**GIVEN PROBLEM**.
Say how many lines of the listing below contain "ายดง", giving the number and nothing else.

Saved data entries
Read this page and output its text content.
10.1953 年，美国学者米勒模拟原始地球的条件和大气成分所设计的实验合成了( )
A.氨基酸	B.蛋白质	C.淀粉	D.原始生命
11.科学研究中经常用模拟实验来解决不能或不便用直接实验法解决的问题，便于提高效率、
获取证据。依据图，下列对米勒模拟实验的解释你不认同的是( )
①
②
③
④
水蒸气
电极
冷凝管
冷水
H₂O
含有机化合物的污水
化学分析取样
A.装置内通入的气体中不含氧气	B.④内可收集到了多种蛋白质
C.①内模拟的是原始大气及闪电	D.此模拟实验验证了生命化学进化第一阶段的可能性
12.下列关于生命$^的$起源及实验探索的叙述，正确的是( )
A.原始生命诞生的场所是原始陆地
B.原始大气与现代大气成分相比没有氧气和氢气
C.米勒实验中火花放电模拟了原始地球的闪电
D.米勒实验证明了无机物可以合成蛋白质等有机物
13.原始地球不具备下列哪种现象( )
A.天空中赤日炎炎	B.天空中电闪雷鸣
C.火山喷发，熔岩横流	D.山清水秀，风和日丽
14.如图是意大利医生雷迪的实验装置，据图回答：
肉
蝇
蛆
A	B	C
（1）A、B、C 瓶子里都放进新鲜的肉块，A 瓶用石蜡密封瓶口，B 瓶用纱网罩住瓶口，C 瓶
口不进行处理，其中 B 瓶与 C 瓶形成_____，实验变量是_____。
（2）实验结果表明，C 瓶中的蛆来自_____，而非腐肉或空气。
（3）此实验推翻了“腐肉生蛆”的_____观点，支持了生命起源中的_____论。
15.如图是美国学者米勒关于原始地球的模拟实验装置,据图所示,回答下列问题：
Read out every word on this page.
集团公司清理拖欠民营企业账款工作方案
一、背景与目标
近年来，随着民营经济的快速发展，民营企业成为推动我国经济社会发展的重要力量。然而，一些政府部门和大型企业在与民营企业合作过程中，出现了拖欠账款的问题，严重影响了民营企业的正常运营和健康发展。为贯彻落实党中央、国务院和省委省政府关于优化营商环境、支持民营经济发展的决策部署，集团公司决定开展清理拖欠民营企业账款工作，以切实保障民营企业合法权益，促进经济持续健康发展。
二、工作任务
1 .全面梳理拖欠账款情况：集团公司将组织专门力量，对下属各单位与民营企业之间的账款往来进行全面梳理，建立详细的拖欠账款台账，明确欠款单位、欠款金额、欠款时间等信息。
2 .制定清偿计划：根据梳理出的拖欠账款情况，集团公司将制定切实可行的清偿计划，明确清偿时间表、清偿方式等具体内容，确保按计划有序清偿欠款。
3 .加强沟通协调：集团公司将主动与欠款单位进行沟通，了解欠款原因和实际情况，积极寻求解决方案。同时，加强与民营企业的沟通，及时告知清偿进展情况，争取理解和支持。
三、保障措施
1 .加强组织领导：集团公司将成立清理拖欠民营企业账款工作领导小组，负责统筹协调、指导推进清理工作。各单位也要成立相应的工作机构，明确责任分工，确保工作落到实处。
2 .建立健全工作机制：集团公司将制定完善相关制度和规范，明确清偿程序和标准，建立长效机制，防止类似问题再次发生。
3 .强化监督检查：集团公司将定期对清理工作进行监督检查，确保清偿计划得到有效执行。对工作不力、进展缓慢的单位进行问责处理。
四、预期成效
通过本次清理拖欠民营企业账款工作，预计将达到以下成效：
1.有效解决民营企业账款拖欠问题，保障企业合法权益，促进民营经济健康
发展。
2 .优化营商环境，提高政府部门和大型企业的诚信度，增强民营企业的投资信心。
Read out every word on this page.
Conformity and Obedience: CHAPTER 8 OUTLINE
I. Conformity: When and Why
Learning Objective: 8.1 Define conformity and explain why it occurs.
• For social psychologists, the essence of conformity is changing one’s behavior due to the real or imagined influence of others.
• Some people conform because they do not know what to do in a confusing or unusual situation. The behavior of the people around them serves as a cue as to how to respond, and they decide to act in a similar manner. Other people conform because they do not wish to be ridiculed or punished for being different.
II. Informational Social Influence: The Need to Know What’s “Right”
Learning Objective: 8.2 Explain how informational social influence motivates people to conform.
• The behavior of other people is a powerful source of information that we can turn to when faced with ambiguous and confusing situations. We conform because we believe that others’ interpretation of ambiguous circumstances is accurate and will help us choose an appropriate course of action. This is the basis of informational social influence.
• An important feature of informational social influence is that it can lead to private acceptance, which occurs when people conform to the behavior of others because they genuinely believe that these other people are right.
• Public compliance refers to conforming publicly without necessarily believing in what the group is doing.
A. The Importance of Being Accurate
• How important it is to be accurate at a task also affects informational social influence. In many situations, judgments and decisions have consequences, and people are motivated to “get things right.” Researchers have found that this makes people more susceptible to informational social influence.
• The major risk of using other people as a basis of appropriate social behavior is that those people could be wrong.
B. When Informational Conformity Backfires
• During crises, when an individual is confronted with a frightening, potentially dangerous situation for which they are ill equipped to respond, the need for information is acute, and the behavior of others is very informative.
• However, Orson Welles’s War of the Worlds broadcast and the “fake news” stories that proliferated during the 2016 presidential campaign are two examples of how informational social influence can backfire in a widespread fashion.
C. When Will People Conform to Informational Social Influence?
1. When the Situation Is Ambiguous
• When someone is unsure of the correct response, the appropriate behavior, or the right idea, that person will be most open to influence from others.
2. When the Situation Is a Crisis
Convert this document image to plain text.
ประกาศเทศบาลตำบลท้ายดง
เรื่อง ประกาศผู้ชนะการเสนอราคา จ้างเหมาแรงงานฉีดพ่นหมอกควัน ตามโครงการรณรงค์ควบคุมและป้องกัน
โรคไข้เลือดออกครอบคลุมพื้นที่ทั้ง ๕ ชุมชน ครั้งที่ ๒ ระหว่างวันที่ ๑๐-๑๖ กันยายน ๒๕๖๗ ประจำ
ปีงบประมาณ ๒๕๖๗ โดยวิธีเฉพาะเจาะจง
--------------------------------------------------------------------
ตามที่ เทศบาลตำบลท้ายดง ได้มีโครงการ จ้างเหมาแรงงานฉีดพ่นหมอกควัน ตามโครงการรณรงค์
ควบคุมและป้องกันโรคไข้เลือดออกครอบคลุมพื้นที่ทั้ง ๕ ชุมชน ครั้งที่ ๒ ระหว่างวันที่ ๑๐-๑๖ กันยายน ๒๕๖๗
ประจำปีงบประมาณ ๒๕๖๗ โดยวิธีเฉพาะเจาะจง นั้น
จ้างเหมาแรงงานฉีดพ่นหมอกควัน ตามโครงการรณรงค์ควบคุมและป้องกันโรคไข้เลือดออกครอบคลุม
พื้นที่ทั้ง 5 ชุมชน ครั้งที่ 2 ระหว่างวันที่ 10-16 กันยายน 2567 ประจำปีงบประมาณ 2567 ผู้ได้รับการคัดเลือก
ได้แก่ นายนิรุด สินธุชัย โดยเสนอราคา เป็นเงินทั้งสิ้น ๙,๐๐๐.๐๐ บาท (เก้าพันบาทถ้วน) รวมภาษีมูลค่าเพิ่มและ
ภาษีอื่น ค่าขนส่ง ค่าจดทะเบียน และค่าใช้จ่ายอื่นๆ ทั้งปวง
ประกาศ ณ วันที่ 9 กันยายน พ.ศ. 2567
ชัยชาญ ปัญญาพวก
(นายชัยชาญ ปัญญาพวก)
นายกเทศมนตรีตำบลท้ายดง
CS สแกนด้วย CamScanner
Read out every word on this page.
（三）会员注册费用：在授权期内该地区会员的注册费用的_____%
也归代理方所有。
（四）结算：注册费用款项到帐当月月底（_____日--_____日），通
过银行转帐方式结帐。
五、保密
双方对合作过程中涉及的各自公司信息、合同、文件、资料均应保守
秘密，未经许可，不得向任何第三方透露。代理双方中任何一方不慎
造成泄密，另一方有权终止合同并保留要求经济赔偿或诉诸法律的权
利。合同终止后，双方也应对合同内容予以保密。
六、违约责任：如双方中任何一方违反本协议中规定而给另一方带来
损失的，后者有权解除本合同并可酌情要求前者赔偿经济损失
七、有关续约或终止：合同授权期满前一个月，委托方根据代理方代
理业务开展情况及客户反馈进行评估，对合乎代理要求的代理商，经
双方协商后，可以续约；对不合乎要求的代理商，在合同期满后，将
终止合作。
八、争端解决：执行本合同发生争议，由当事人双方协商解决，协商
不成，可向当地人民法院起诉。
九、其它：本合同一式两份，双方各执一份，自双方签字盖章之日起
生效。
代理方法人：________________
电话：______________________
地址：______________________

**ANSWER TO THIS PROBLEM**.
3